Written task:
Copy each line with the word "title" in it.

— Start Material for the task —

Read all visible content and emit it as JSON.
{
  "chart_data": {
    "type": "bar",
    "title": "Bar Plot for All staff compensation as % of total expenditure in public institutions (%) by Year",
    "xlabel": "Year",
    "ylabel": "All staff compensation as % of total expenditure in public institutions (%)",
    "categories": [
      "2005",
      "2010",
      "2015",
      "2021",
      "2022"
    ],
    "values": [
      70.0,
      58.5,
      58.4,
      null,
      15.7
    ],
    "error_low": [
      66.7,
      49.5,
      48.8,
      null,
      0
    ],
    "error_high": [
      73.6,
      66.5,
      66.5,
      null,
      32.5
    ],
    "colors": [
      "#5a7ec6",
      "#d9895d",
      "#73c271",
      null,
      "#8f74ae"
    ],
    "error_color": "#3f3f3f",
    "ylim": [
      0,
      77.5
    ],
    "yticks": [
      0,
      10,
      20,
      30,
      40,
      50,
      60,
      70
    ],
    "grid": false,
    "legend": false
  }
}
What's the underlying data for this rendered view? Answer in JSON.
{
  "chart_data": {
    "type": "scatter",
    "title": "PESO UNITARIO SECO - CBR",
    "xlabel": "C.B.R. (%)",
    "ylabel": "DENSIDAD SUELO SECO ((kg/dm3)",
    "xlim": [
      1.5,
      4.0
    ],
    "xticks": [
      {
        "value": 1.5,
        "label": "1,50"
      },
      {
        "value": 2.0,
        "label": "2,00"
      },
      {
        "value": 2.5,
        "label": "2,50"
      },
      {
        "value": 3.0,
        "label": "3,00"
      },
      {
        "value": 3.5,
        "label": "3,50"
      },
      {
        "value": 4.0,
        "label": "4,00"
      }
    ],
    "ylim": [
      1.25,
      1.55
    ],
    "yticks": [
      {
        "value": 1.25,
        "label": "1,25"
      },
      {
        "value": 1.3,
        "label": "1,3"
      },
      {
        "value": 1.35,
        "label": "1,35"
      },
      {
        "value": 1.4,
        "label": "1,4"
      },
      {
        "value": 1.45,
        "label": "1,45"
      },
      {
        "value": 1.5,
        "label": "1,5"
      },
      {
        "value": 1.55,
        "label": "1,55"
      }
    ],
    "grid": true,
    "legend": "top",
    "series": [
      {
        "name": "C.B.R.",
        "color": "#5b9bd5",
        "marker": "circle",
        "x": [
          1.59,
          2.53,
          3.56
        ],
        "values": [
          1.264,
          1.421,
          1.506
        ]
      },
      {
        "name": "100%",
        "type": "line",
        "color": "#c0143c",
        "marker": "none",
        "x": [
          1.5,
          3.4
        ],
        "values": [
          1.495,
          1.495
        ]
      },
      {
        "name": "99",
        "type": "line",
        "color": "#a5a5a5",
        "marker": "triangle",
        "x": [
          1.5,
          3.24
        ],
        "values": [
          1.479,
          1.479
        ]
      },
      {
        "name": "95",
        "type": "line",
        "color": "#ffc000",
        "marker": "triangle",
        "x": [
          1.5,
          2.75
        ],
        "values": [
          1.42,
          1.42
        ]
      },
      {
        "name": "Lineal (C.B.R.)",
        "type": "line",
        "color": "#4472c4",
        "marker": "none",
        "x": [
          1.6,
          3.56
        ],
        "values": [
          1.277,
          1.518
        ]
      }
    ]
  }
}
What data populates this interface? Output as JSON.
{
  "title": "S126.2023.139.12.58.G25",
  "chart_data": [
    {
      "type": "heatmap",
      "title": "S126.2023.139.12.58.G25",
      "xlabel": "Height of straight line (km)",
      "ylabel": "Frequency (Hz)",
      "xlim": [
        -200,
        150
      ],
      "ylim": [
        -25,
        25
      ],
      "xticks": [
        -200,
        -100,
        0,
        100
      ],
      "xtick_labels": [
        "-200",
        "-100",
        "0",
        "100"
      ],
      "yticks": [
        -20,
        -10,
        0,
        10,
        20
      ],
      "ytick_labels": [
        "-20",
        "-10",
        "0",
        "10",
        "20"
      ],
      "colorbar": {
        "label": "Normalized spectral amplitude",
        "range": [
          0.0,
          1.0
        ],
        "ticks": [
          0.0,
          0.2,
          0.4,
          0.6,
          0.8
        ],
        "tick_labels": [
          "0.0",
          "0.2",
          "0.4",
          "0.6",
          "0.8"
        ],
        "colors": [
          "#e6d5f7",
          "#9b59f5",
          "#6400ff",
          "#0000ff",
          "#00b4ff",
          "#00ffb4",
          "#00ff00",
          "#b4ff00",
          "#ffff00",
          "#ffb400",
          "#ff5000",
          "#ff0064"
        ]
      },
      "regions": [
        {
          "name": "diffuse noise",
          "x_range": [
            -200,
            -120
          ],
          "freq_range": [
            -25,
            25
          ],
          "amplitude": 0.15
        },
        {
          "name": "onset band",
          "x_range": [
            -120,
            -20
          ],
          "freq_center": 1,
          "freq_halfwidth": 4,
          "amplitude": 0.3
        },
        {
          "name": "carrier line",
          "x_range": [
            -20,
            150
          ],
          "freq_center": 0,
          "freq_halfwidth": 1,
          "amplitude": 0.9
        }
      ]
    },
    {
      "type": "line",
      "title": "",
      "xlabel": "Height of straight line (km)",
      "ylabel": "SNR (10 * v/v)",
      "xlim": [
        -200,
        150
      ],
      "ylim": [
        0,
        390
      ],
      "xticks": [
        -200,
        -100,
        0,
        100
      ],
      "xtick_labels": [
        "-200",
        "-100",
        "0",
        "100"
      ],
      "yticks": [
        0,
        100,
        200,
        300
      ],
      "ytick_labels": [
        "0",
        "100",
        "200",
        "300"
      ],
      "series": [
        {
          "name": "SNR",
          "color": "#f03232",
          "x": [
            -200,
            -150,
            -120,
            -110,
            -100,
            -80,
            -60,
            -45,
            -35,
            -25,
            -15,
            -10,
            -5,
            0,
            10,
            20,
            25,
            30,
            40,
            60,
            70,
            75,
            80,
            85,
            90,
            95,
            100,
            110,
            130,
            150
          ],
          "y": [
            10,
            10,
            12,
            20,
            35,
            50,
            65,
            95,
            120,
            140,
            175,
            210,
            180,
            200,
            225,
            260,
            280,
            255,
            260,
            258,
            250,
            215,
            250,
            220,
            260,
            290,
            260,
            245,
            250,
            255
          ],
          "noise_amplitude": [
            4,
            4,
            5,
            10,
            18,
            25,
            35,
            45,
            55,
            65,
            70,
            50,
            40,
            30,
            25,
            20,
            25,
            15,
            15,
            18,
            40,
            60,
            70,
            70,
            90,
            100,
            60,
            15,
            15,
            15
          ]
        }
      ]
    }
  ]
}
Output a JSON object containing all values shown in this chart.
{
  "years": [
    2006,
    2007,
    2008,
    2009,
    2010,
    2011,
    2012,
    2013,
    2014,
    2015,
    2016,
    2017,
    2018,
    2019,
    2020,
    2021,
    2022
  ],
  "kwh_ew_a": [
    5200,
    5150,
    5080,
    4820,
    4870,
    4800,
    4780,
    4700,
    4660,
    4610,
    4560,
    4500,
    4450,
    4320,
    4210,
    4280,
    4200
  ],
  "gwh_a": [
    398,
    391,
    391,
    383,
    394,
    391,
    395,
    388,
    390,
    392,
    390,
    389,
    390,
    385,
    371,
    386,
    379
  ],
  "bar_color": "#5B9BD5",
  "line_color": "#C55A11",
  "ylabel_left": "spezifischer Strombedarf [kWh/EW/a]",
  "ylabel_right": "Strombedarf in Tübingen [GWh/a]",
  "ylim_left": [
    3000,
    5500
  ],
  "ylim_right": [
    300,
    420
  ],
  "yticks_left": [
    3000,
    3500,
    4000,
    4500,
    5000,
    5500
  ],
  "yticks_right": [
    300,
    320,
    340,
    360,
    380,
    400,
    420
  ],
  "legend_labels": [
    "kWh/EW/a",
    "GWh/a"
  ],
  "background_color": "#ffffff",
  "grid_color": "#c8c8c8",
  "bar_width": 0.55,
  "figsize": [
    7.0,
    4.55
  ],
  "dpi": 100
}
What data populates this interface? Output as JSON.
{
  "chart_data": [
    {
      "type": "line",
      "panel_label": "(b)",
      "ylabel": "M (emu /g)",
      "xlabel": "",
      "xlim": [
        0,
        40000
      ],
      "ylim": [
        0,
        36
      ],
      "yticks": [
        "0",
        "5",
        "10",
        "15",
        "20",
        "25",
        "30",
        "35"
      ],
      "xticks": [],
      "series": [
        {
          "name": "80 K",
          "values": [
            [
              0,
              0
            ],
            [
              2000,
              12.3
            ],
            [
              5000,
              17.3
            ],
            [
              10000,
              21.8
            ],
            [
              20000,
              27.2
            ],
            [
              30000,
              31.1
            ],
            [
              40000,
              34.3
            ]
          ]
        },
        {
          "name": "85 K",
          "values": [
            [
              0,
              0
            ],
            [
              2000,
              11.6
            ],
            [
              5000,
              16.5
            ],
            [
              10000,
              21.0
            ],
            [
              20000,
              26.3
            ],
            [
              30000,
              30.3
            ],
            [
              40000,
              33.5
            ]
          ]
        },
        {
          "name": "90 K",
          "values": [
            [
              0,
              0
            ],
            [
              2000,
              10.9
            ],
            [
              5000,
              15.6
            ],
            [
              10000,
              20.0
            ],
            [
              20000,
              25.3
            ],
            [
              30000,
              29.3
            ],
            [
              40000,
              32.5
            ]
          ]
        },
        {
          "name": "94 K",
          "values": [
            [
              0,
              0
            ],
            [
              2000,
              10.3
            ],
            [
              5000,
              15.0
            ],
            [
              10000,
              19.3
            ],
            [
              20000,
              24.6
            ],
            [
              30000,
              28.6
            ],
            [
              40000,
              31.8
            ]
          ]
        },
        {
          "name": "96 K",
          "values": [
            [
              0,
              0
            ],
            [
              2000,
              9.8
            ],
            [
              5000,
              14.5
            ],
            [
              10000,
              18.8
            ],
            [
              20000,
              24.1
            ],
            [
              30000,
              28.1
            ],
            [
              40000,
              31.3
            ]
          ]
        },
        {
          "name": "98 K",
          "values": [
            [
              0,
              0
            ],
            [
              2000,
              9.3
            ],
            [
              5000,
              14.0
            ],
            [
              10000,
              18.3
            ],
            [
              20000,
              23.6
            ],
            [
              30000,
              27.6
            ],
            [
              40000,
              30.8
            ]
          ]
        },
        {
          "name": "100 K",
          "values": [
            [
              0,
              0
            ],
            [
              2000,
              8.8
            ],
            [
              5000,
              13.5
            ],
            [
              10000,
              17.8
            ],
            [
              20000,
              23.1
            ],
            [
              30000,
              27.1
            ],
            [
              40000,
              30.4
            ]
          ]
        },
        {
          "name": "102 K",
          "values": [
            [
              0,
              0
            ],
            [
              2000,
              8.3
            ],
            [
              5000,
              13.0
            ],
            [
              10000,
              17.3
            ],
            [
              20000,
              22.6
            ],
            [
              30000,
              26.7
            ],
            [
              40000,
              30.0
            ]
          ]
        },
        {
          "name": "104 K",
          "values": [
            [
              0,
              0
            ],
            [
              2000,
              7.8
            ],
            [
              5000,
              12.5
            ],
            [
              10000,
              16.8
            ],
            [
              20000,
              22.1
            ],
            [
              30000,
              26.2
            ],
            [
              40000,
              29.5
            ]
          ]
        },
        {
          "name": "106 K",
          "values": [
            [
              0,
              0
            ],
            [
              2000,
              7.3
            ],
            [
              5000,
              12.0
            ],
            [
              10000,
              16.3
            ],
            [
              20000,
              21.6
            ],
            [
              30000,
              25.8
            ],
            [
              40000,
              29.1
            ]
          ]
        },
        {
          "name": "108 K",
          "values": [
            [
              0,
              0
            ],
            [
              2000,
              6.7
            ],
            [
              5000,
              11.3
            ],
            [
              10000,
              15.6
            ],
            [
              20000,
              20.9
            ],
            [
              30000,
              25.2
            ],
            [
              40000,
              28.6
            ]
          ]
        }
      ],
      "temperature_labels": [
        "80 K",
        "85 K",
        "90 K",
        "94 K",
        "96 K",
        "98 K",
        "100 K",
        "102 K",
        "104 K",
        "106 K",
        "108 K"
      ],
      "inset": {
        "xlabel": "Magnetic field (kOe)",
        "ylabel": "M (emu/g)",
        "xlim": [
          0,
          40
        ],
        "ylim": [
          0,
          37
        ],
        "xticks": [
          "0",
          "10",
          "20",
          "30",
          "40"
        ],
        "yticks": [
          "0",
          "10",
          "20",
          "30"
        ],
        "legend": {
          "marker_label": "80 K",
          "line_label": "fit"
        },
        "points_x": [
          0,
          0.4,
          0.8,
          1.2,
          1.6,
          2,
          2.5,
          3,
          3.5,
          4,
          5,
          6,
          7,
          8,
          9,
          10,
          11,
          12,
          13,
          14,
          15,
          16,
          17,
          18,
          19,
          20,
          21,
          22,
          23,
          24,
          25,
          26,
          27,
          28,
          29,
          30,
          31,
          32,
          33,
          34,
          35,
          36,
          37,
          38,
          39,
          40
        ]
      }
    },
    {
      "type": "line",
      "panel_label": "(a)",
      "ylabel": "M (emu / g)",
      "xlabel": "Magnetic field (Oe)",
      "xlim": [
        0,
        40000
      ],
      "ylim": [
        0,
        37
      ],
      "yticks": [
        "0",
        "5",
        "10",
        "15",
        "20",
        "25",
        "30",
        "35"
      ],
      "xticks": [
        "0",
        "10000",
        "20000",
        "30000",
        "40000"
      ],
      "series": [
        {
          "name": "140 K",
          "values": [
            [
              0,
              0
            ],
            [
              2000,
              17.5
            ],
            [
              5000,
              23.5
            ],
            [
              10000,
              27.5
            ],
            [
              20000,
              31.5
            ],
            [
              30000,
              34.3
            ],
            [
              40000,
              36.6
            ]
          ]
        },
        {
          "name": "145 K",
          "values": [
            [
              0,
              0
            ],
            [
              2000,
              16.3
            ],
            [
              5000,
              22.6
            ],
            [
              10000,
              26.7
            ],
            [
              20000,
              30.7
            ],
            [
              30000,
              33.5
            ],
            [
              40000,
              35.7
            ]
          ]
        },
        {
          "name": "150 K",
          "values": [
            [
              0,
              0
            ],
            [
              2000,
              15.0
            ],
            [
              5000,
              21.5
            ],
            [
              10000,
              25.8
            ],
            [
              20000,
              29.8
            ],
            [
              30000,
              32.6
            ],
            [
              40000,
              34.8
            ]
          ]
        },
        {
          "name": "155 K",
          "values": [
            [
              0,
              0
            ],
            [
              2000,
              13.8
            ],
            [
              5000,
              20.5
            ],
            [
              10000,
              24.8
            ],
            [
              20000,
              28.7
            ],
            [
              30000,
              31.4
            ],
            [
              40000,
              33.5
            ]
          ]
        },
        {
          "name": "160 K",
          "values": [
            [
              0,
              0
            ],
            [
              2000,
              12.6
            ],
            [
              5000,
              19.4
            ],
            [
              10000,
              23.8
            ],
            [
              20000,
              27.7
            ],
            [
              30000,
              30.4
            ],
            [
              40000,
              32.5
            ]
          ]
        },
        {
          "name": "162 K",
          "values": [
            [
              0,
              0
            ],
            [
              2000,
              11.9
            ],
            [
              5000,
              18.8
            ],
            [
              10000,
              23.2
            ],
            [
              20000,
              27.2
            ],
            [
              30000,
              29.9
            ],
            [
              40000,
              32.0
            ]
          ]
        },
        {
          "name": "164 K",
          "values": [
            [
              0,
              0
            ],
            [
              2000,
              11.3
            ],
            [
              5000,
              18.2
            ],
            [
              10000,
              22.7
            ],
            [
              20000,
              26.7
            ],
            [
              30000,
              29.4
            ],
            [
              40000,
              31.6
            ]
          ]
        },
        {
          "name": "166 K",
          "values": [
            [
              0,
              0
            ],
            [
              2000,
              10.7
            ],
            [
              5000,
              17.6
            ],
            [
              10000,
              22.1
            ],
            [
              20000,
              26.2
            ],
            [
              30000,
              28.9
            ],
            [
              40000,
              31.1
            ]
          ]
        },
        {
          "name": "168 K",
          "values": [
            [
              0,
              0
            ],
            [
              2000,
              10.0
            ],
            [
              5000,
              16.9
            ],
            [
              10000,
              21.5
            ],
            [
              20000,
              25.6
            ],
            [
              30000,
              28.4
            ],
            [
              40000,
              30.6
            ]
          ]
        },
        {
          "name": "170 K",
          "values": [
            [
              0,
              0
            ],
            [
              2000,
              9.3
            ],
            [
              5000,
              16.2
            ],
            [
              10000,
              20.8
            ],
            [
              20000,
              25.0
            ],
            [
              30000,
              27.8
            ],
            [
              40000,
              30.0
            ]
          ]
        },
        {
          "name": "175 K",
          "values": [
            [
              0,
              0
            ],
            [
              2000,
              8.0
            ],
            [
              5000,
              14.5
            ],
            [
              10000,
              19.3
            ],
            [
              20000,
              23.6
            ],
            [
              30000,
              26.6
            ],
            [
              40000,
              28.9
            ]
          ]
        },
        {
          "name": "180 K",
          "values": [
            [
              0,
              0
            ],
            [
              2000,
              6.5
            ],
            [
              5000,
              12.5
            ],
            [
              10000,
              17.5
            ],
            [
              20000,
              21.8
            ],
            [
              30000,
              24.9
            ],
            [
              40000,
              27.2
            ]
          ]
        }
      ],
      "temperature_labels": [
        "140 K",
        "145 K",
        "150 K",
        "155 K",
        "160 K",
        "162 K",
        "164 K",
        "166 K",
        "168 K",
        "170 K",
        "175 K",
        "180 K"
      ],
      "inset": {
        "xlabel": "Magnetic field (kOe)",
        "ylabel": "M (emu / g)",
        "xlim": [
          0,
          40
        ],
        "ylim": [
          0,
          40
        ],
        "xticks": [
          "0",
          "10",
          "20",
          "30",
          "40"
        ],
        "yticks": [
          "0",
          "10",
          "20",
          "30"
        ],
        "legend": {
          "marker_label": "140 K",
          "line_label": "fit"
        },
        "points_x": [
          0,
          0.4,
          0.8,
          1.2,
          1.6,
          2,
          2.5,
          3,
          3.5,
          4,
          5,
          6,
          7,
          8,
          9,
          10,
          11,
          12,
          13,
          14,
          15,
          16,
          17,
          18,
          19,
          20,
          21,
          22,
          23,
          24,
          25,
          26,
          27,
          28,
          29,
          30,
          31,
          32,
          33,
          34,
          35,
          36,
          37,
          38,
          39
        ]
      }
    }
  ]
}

— End Material for the task —

Complete output:
    "title": "Bar Plot for All staff compensation as % of total expenditure in public institutions (%) by Year",
    "title": "PESO UNITARIO SECO - CBR",
  "title": "S126.2023.139.12.58.G25",
      "title": "S126.2023.139.12.58.G25",
      "title": "",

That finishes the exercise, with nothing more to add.